*EXERCISE GOAL:*
Repeat what the lines below say, word for word, and skip every image.

*PROVIDED DATA:*
<<<<
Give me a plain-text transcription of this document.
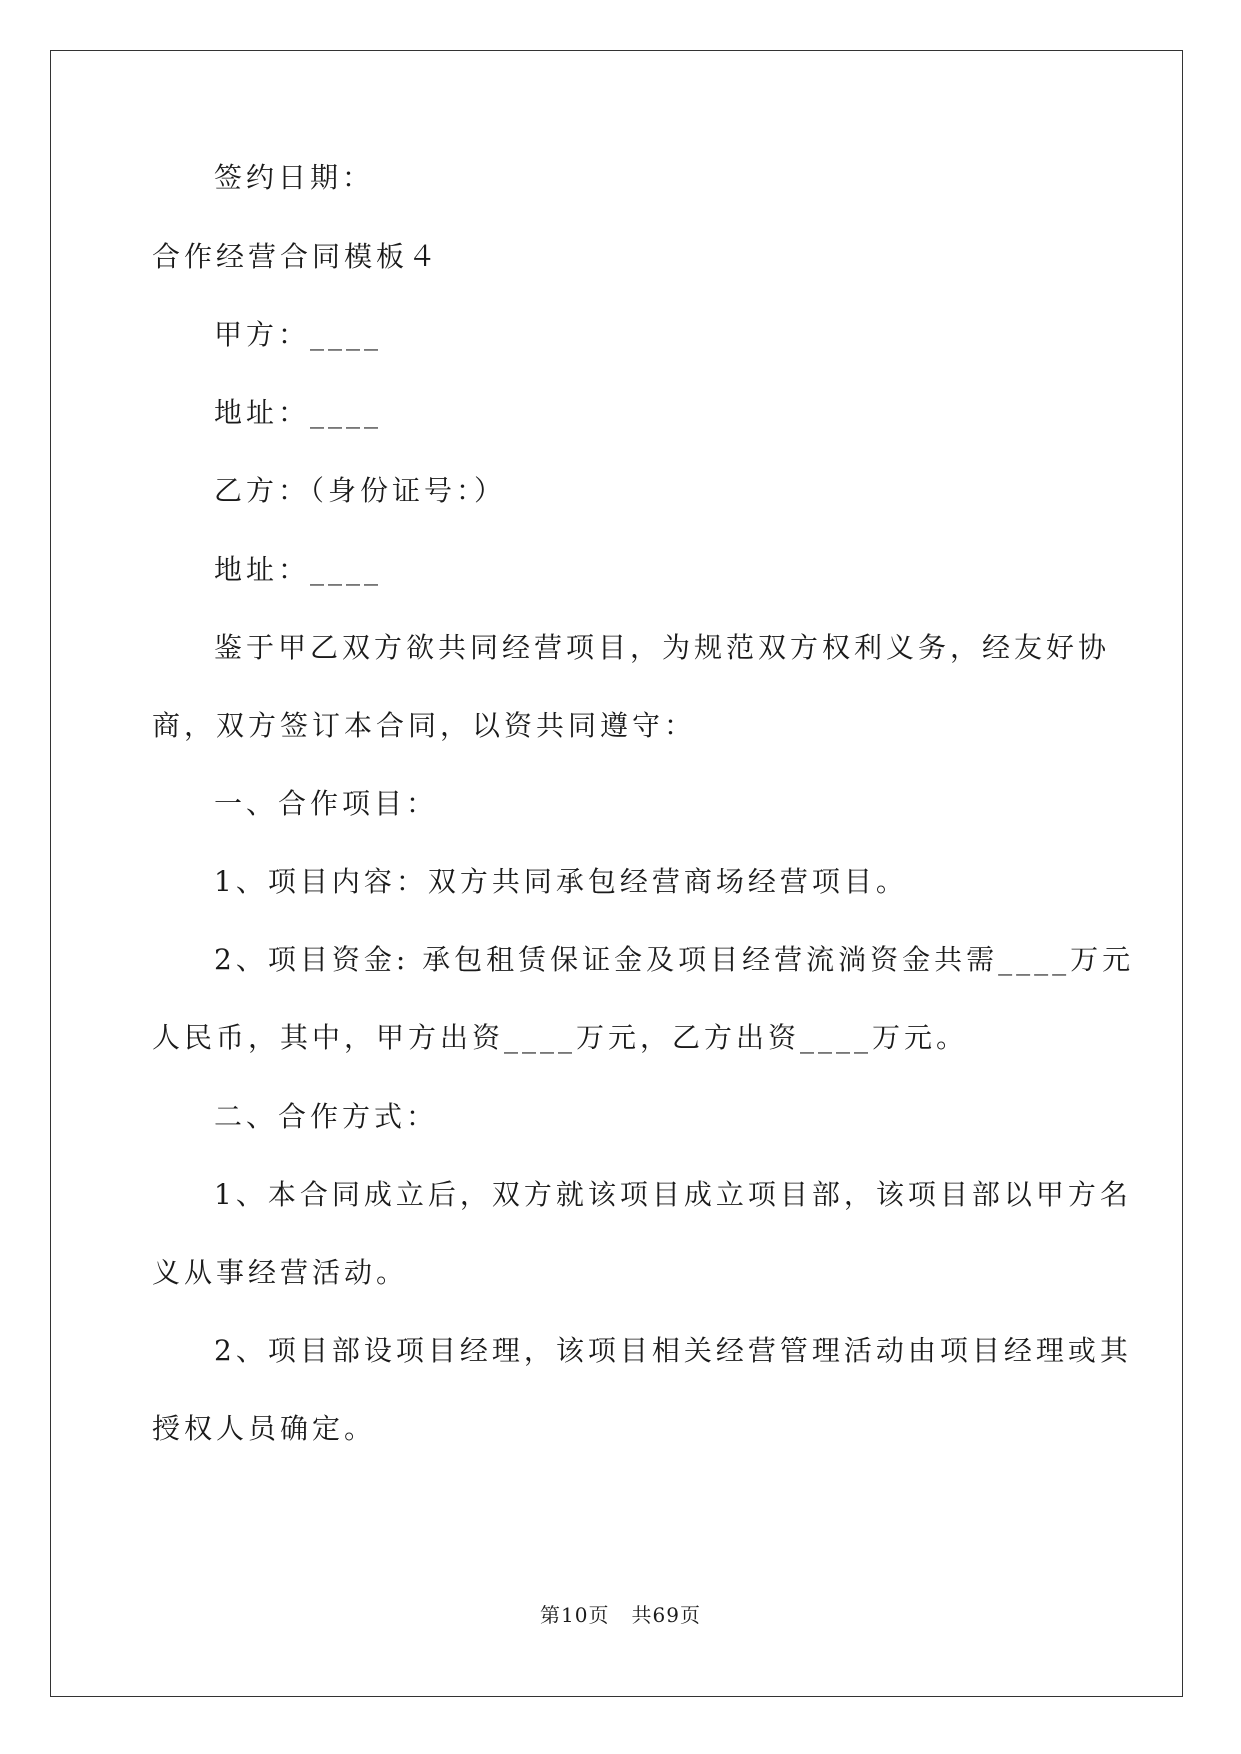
签约日期：
合作经营合同模板４
甲方：____
地址：____
乙方：（身份证号：）
地址：____
鉴于甲乙双方欲共同经营项目，为规范双方权利义务，经友好协
商，双方签订本合同，以资共同遵守：
一、合作项目：
1、项目内容：双方共同承包经营商场经营项目。
2、项目资金: 承包租赁保证金及项目经营流淌资金共需____万元
人民币，其中，甲方出资____万元，乙方出资____万元。
二、合作方式：
1、本合同成立后，双方就该项目成立项目部，该项目部以甲方名
义从事经营活动。
2、项目部设项目经理，该项目相关经营管理活动由项目经理或其
授权人员确定。
第10页 共69页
>>>>
*WRITTEN SOLUTION:*
Give me a plain-text transcription of this document.
签约日期：
合作经营合同模板４
甲方：____
地址：____
乙方：（身份证号：）
地址：____
鉴于甲乙双方欲共同经营项目，为规范双方权利义务，经友好协
商，双方签订本合同，以资共同遵守：
一、合作项目：
1、项目内容：双方共同承包经营商场经营项目。
2、项目资金: 承包租赁保证金及项目经营流淌资金共需____万元
人民币，其中，甲方出资____万元，乙方出资____万元。
二、合作方式：
1、本合同成立后，双方就该项目成立项目部，该项目部以甲方名
义从事经营活动。
2、项目部设项目经理，该项目相关经营管理活动由项目经理或其
授权人员确定。
第10页 共69页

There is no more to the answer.